■ INFORMATION PROVIDED
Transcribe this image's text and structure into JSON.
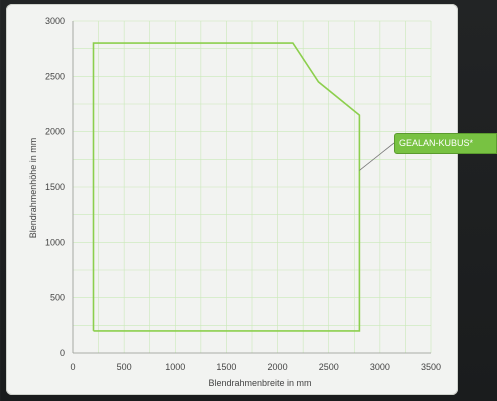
{
  "chart_data": {
    "type": "line",
    "title": "",
    "xlabel": "Blendrahmenbreite in mm",
    "ylabel": "Blendrahmenhöhe in mm",
    "xlim": [
      0,
      3500
    ],
    "ylim": [
      0,
      3000
    ],
    "x_ticks": [
      "0",
      "500",
      "1000",
      "1500",
      "2000",
      "2500",
      "3000",
      "3500"
    ],
    "y_ticks": [
      "0",
      "500",
      "1000",
      "1500",
      "2000",
      "2500",
      "3000"
    ],
    "grid": true,
    "series": [
      {
        "name": "GEALAN-KUBUS*",
        "color": "#8ccf4d",
        "x": [
          200,
          200,
          2150,
          2400,
          2800,
          2800,
          200
        ],
        "y": [
          200,
          2800,
          2800,
          2450,
          2150,
          200,
          200
        ]
      }
    ],
    "legend": {
      "label": "GEALAN-KUBUS*",
      "placement": "right",
      "background": "#78c242"
    }
  }
}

■ REQUIREMENTS
Where a line in the material contains "KUBUS", copy that line.

■ THE SOLUTION
        "name": "GEALAN-KUBUS*",
      "label": "GEALAN-KUBUS*",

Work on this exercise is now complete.